## Task statement
Every line of the material is to be repeated exactly as it stands.

** begin Supplied records **

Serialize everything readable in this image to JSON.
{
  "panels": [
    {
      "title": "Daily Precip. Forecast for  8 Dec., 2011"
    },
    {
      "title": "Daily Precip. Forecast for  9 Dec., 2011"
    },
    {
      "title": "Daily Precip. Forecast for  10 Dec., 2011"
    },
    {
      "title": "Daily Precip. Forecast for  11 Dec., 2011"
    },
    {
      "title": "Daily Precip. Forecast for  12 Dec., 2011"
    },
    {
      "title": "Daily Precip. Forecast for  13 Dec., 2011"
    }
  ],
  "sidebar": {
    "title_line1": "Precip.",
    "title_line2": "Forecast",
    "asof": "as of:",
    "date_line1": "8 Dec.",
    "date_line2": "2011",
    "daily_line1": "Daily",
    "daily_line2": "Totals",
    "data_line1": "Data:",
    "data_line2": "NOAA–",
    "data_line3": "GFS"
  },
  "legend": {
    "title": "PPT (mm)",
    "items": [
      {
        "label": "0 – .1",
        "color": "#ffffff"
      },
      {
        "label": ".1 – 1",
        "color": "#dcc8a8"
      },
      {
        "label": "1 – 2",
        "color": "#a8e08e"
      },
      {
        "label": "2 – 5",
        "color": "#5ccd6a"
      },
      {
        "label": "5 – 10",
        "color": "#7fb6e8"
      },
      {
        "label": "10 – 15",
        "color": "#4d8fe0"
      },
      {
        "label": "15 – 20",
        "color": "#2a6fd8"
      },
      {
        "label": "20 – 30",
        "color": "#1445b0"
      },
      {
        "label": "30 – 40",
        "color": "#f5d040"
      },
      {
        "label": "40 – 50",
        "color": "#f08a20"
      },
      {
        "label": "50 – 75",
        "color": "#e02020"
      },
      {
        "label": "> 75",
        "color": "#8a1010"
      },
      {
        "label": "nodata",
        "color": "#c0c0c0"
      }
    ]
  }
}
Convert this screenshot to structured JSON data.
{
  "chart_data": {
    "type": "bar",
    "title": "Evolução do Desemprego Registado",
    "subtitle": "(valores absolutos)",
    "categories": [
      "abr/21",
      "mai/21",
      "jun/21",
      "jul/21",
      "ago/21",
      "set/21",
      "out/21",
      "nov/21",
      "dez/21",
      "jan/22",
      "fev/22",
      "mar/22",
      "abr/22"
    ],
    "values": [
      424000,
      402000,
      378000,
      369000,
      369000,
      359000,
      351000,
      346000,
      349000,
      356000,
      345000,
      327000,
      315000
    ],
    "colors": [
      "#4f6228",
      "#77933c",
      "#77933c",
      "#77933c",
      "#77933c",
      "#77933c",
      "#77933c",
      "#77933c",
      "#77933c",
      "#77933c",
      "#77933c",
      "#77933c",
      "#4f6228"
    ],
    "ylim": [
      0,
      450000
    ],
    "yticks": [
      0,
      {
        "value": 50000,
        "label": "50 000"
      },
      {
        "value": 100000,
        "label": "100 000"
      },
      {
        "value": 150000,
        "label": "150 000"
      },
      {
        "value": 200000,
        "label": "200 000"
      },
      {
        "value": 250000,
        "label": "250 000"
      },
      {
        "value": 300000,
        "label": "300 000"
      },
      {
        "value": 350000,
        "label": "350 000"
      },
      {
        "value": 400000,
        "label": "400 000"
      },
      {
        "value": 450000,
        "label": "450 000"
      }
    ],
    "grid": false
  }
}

** end Supplied records **

## Response
Serialize everything readable in this image to JSON.
{
  "panels": [
    {
      "title": "Daily Precip. Forecast for  8 Dec., 2011"
    },
    {
      "title": "Daily Precip. Forecast for  9 Dec., 2011"
    },
    {
      "title": "Daily Precip. Forecast for  10 Dec., 2011"
    },
    {
      "title": "Daily Precip. Forecast for  11 Dec., 2011"
    },
    {
      "title": "Daily Precip. Forecast for  12 Dec., 2011"
    },
    {
      "title": "Daily Precip. Forecast for  13 Dec., 2011"
    }
  ],
  "sidebar": {
    "title_line1": "Precip.",
    "title_line2": "Forecast",
    "asof": "as of:",
    "date_line1": "8 Dec.",
    "date_line2": "2011",
    "daily_line1": "Daily",
    "daily_line2": "Totals",
    "data_line1": "Data:",
    "data_line2": "NOAA–",
    "data_line3": "GFS"
  },
  "legend": {
    "title": "PPT (mm)",
    "items": [
      {
        "label": "0 – .1",
        "color": "#ffffff"
      },
      {
        "label": ".1 – 1",
        "color": "#dcc8a8"
      },
      {
        "label": "1 – 2",
        "color": "#a8e08e"
      },
      {
        "label": "2 – 5",
        "color": "#5ccd6a"
      },
      {
        "label": "5 – 10",
        "color": "#7fb6e8"
      },
      {
        "label": "10 – 15",
        "color": "#4d8fe0"
      },
      {
        "label": "15 – 20",
        "color": "#2a6fd8"
      },
      {
        "label": "20 – 30",
        "color": "#1445b0"
      },
      {
        "label": "30 – 40",
        "color": "#f5d040"
      },
      {
        "label": "40 – 50",
        "color": "#f08a20"
      },
      {
        "label": "50 – 75",
        "color": "#e02020"
      },
      {
        "label": "> 75",
        "color": "#8a1010"
      },
      {
        "label": "nodata",
        "color": "#c0c0c0"
      }
    ]
  }
}
Convert this screenshot to structured JSON data.
{
  "chart_data": {
    "type": "bar",
    "title": "Evolução do Desemprego Registado",
    "subtitle": "(valores absolutos)",
    "categories": [
      "abr/21",
      "mai/21",
      "jun/21",
      "jul/21",
      "ago/21",
      "set/21",
      "out/21",
      "nov/21",
      "dez/21",
      "jan/22",
      "fev/22",
      "mar/22",
      "abr/22"
    ],
    "values": [
      424000,
      402000,
      378000,
      369000,
      369000,
      359000,
      351000,
      346000,
      349000,
      356000,
      345000,
      327000,
      315000
    ],
    "colors": [
      "#4f6228",
      "#77933c",
      "#77933c",
      "#77933c",
      "#77933c",
      "#77933c",
      "#77933c",
      "#77933c",
      "#77933c",
      "#77933c",
      "#77933c",
      "#77933c",
      "#4f6228"
    ],
    "ylim": [
      0,
      450000
    ],
    "yticks": [
      0,
      {
        "value": 50000,
        "label": "50 000"
      },
      {
        "value": 100000,
        "label": "100 000"
      },
      {
        "value": 150000,
        "label": "150 000"
      },
      {
        "value": 200000,
        "label": "200 000"
      },
      {
        "value": 250000,
        "label": "250 000"
      },
      {
        "value": 300000,
        "label": "300 000"
      },
      {
        "value": 350000,
        "label": "350 000"
      },
      {
        "value": 400000,
        "label": "400 000"
      },
      {
        "value": 450000,
        "label": "450 000"
      }
    ],
    "grid": false
  }
}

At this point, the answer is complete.